## Begin

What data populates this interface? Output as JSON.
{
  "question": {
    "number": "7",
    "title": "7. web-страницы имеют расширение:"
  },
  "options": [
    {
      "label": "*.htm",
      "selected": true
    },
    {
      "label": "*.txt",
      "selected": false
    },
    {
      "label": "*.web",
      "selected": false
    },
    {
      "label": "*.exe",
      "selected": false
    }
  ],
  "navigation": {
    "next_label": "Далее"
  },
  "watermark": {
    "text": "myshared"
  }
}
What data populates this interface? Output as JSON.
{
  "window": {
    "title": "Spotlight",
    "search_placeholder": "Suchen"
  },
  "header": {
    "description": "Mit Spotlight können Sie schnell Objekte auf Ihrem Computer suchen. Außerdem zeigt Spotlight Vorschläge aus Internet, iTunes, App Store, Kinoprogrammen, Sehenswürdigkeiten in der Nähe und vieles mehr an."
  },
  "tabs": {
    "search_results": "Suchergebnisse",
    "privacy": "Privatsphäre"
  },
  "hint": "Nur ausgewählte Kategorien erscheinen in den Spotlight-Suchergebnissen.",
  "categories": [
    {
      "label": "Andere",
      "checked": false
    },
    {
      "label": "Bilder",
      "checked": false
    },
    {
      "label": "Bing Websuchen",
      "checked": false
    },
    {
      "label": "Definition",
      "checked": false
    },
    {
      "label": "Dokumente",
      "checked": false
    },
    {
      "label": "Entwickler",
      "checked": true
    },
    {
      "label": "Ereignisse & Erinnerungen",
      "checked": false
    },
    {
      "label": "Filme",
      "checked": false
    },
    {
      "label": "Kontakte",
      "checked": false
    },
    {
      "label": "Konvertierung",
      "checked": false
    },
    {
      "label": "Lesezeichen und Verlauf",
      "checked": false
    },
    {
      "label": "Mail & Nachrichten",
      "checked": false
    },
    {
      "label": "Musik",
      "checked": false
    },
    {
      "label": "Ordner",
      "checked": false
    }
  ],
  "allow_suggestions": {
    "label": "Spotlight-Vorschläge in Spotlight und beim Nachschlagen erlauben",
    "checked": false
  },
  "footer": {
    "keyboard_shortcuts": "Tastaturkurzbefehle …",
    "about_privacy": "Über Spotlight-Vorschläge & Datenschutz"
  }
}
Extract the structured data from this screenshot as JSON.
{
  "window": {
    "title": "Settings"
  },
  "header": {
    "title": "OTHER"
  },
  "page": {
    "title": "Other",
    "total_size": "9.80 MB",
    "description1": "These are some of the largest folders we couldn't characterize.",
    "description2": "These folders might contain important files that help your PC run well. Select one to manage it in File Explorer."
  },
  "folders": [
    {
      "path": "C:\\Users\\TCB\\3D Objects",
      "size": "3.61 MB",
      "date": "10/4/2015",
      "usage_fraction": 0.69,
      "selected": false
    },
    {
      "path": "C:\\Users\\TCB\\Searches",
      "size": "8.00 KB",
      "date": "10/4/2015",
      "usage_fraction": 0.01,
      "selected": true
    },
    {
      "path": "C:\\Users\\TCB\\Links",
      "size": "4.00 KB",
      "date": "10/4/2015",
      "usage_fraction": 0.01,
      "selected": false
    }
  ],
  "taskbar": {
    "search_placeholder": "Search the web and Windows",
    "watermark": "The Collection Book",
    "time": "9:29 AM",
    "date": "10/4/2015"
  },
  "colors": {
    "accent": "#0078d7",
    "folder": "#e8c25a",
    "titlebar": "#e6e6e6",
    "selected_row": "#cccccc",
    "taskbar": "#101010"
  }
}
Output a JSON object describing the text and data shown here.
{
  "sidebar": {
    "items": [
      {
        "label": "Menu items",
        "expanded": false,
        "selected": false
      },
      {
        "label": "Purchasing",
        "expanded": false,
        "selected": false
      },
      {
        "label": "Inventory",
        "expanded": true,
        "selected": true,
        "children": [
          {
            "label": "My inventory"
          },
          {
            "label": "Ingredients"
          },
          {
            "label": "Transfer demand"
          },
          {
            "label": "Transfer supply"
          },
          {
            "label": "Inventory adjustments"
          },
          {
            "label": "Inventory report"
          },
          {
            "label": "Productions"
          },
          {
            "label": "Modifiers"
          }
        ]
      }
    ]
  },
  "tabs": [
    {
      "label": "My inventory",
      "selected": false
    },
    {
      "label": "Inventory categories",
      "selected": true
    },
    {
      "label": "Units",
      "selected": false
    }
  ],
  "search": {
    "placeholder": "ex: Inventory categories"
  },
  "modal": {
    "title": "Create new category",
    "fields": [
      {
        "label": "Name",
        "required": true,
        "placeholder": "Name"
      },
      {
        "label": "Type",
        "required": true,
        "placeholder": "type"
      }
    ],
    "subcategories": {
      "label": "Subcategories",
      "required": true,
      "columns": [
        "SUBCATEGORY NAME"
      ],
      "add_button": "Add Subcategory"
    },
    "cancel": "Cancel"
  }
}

## End

WRITTEN TASK → Output each entry precisely as given.

TASK ANSWER →
What data populates this interface? Output as JSON.
{
  "question": {
    "number": "7",
    "title": "7. web-страницы имеют расширение:"
  },
  "options": [
    {
      "label": "*.htm",
      "selected": true
    },
    {
      "label": "*.txt",
      "selected": false
    },
    {
      "label": "*.web",
      "selected": false
    },
    {
      "label": "*.exe",
      "selected": false
    }
  ],
  "navigation": {
    "next_label": "Далее"
  },
  "watermark": {
    "text": "myshared"
  }
}
What data populates this interface? Output as JSON.
{
  "window": {
    "title": "Spotlight",
    "search_placeholder": "Suchen"
  },
  "header": {
    "description": "Mit Spotlight können Sie schnell Objekte auf Ihrem Computer suchen. Außerdem zeigt Spotlight Vorschläge aus Internet, iTunes, App Store, Kinoprogrammen, Sehenswürdigkeiten in der Nähe und vieles mehr an."
  },
  "tabs": {
    "search_results": "Suchergebnisse",
    "privacy": "Privatsphäre"
  },
  "hint": "Nur ausgewählte Kategorien erscheinen in den Spotlight-Suchergebnissen.",
  "categories": [
    {
      "label": "Andere",
      "checked": false
    },
    {
      "label": "Bilder",
      "checked": false
    },
    {
      "label": "Bing Websuchen",
      "checked": false
    },
    {
      "label": "Definition",
      "checked": false
    },
    {
      "label": "Dokumente",
      "checked": false
    },
    {
      "label": "Entwickler",
      "checked": true
    },
    {
      "label": "Ereignisse & Erinnerungen",
      "checked": false
    },
    {
      "label": "Filme",
      "checked": false
    },
    {
      "label": "Kontakte",
      "checked": false
    },
    {
      "label": "Konvertierung",
      "checked": false
    },
    {
      "label": "Lesezeichen und Verlauf",
      "checked": false
    },
    {
      "label": "Mail & Nachrichten",
      "checked": false
    },
    {
      "label": "Musik",
      "checked": false
    },
    {
      "label": "Ordner",
      "checked": false
    }
  ],
  "allow_suggestions": {
    "label": "Spotlight-Vorschläge in Spotlight und beim Nachschlagen erlauben",
    "checked": false
  },
  "footer": {
    "keyboard_shortcuts": "Tastaturkurzbefehle …",
    "about_privacy": "Über Spotlight-Vorschläge & Datenschutz"
  }
}
Extract the structured data from this screenshot as JSON.
{
  "window": {
    "title": "Settings"
  },
  "header": {
    "title": "OTHER"
  },
  "page": {
    "title": "Other",
    "total_size": "9.80 MB",
    "description1": "These are some of the largest folders we couldn't characterize.",
    "description2": "These folders might contain important files that help your PC run well. Select one to manage it in File Explorer."
  },
  "folders": [
    {
      "path": "C:\\Users\\TCB\\3D Objects",
      "size": "3.61 MB",
      "date": "10/4/2015",
      "usage_fraction": 0.69,
      "selected": false
    },
    {
      "path": "C:\\Users\\TCB\\Searches",
      "size": "8.00 KB",
      "date": "10/4/2015",
      "usage_fraction": 0.01,
      "selected": true
    },
    {
      "path": "C:\\Users\\TCB\\Links",
      "size": "4.00 KB",
      "date": "10/4/2015",
      "usage_fraction": 0.01,
      "selected": false
    }
  ],
  "taskbar": {
    "search_placeholder": "Search the web and Windows",
    "watermark": "The Collection Book",
    "time": "9:29 AM",
    "date": "10/4/2015"
  },
  "colors": {
    "accent": "#0078d7",
    "folder": "#e8c25a",
    "titlebar": "#e6e6e6",
    "selected_row": "#cccccc",
    "taskbar": "#101010"
  }
}
Output a JSON object describing the text and data shown here.
{
  "sidebar": {
    "items": [
      {
        "label": "Menu items",
        "expanded": false,
        "selected": false
      },
      {
        "label": "Purchasing",
        "expanded": false,
        "selected": false
      },
      {
        "label": "Inventory",
        "expanded": true,
        "selected": true,
        "children": [
          {
            "label": "My inventory"
          },
          {
            "label": "Ingredients"
          },
          {
            "label": "Transfer demand"
          },
          {
            "label": "Transfer supply"
          },
          {
            "label": "Inventory adjustments"
          },
          {
            "label": "Inventory report"
          },
          {
            "label": "Productions"
          },
          {
            "label": "Modifiers"
          }
        ]
      }
    ]
  },
  "tabs": [
    {
      "label": "My inventory",
      "selected": false
    },
    {
      "label": "Inventory categories",
      "selected": true
    },
    {
      "label": "Units",
      "selected": false
    }
  ],
  "search": {
    "placeholder": "ex: Inventory categories"
  },
  "modal": {
    "title": "Create new category",
    "fields": [
      {
        "label": "Name",
        "required": true,
        "placeholder": "Name"
      },
      {
        "label": "Type",
        "required": true,
        "placeholder": "type"
      }
    ],
    "subcategories": {
      "label": "Subcategories",
      "required": true,
      "columns": [
        "SUBCATEGORY NAME"
      ],
      "add_button": "Add Subcategory"
    },
    "cancel": "Cancel"
  }
}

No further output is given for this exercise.